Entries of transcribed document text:
□ □ □ □
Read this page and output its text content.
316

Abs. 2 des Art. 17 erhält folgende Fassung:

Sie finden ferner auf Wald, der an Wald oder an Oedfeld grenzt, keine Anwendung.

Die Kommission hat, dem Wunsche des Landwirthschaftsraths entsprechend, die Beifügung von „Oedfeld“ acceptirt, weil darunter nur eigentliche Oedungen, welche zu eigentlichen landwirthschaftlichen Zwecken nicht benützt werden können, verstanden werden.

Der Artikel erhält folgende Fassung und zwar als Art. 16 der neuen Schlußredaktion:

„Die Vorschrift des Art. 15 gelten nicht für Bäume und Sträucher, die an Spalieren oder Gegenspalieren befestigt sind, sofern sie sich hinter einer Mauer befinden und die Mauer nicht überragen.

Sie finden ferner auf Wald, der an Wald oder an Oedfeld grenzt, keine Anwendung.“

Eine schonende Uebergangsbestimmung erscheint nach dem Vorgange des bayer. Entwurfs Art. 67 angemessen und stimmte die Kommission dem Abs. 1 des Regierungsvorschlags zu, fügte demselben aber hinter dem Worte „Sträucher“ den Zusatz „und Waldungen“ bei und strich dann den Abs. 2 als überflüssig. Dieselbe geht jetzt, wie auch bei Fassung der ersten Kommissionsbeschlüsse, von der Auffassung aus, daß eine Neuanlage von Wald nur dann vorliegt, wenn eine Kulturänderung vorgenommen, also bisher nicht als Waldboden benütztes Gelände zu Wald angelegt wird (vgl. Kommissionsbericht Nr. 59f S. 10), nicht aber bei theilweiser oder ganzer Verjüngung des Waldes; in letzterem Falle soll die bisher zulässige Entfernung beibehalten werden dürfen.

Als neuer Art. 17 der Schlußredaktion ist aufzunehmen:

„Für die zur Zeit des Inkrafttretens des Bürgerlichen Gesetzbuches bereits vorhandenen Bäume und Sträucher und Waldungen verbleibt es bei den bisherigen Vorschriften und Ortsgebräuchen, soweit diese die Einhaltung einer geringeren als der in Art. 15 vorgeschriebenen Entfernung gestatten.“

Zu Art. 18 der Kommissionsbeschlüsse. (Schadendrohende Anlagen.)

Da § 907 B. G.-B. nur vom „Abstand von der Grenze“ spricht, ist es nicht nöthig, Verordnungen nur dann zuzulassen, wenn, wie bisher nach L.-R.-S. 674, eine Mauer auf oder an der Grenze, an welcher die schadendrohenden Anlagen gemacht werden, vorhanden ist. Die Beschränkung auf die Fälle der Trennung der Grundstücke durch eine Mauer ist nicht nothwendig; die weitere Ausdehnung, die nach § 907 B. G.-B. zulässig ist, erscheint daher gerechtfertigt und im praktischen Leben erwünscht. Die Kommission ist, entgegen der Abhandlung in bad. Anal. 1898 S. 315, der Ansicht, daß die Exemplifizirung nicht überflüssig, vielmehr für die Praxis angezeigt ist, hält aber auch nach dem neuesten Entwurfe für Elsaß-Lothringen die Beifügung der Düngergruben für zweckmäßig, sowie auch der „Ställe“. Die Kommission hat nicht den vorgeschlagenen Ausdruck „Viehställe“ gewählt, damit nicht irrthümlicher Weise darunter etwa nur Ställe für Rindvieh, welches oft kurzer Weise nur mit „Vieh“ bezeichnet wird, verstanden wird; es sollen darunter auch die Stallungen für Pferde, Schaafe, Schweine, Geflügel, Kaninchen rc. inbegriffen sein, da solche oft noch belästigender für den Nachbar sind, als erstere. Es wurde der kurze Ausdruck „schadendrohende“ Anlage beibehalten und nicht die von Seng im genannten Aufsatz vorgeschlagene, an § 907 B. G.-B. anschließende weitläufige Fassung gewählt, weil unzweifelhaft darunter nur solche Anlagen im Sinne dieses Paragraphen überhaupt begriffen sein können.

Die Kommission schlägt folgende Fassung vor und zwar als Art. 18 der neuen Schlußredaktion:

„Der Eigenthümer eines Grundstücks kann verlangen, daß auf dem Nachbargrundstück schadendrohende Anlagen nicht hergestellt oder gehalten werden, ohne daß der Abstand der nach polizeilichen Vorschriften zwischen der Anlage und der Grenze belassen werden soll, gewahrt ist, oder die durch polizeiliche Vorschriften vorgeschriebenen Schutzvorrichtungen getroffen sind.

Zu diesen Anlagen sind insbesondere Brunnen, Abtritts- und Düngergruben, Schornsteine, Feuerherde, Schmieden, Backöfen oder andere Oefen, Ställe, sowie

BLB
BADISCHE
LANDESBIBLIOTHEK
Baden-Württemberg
□ □ □ □
▶ [WHAT IS REQUIRED]: The reply should restate the records above in full, character for character.

▶ [PROBLEM SOLUTION]:
Read this page and output its text content.
316

Abs. 2 des Art. 17 erhält folgende Fassung:

Sie finden ferner auf Wald, der an Wald oder an Oedfeld grenzt, keine Anwendung.

Die Kommission hat, dem Wunsche des Landwirthschaftsraths entsprechend, die Beifügung von „Oedfeld“ acceptirt, weil darunter nur eigentliche Oedungen, welche zu eigentlichen landwirthschaftlichen Zwecken nicht benützt werden können, verstanden werden.

Der Artikel erhält folgende Fassung und zwar als Art. 16 der neuen Schlußredaktion:

„Die Vorschrift des Art. 15 gelten nicht für Bäume und Sträucher, die an Spalieren oder Gegenspalieren befestigt sind, sofern sie sich hinter einer Mauer befinden und die Mauer nicht überragen.

Sie finden ferner auf Wald, der an Wald oder an Oedfeld grenzt, keine Anwendung.“

Eine schonende Uebergangsbestimmung erscheint nach dem Vorgange des bayer. Entwurfs Art. 67 angemessen und stimmte die Kommission dem Abs. 1 des Regierungsvorschlags zu, fügte demselben aber hinter dem Worte „Sträucher“ den Zusatz „und Waldungen“ bei und strich dann den Abs. 2 als überflüssig. Dieselbe geht jetzt, wie auch bei Fassung der ersten Kommissionsbeschlüsse, von der Auffassung aus, daß eine Neuanlage von Wald nur dann vorliegt, wenn eine Kulturänderung vorgenommen, also bisher nicht als Waldboden benütztes Gelände zu Wald angelegt wird (vgl. Kommissionsbericht Nr. 59f S. 10), nicht aber bei theilweiser oder ganzer Verjüngung des Waldes; in letzterem Falle soll die bisher zulässige Entfernung beibehalten werden dürfen.

Als neuer Art. 17 der Schlußredaktion ist aufzunehmen:

„Für die zur Zeit des Inkrafttretens des Bürgerlichen Gesetzbuches bereits vorhandenen Bäume und Sträucher und Waldungen verbleibt es bei den bisherigen Vorschriften und Ortsgebräuchen, soweit diese die Einhaltung einer geringeren als der in Art. 15 vorgeschriebenen Entfernung gestatten.“

Zu Art. 18 der Kommissionsbeschlüsse. (Schadendrohende Anlagen.)

Da § 907 B. G.-B. nur vom „Abstand von der Grenze“ spricht, ist es nicht nöthig, Verordnungen nur dann zuzulassen, wenn, wie bisher nach L.-R.-S. 674, eine Mauer auf oder an der Grenze, an welcher die schadendrohenden Anlagen gemacht werden, vorhanden ist. Die Beschränkung auf die Fälle der Trennung der Grundstücke durch eine Mauer ist nicht nothwendig; die weitere Ausdehnung, die nach § 907 B. G.-B. zulässig ist, erscheint daher gerechtfertigt und im praktischen Leben erwünscht. Die Kommission ist, entgegen der Abhandlung in bad. Anal. 1898 S. 315, der Ansicht, daß die Exemplifizirung nicht überflüssig, vielmehr für die Praxis angezeigt ist, hält aber auch nach dem neuesten Entwurfe für Elsaß-Lothringen die Beifügung der Düngergruben für zweckmäßig, sowie auch der „Ställe“. Die Kommission hat nicht den vorgeschlagenen Ausdruck „Viehställe“ gewählt, damit nicht irrthümlicher Weise darunter etwa nur Ställe für Rindvieh, welches oft kurzer Weise nur mit „Vieh“ bezeichnet wird, verstanden wird; es sollen darunter auch die Stallungen für Pferde, Schaafe, Schweine, Geflügel, Kaninchen rc. inbegriffen sein, da solche oft noch belästigender für den Nachbar sind, als erstere. Es wurde der kurze Ausdruck „schadendrohende“ Anlage beibehalten und nicht die von Seng im genannten Aufsatz vorgeschlagene, an § 907 B. G.-B. anschließende weitläufige Fassung gewählt, weil unzweifelhaft darunter nur solche Anlagen im Sinne dieses Paragraphen überhaupt begriffen sein können.

Die Kommission schlägt folgende Fassung vor und zwar als Art. 18 der neuen Schlußredaktion:

„Der Eigenthümer eines Grundstücks kann verlangen, daß auf dem Nachbargrundstück schadendrohende Anlagen nicht hergestellt oder gehalten werden, ohne daß der Abstand der nach polizeilichen Vorschriften zwischen der Anlage und der Grenze belassen werden soll, gewahrt ist, oder die durch polizeiliche Vorschriften vorgeschriebenen Schutzvorrichtungen getroffen sind.

Zu diesen Anlagen sind insbesondere Brunnen, Abtritts- und Düngergruben, Schornsteine, Feuerherde, Schmieden, Backöfen oder andere Oefen, Ställe, sowie

BLB
BADISCHE
LANDESBIBLIOTHEK
Baden-Württemberg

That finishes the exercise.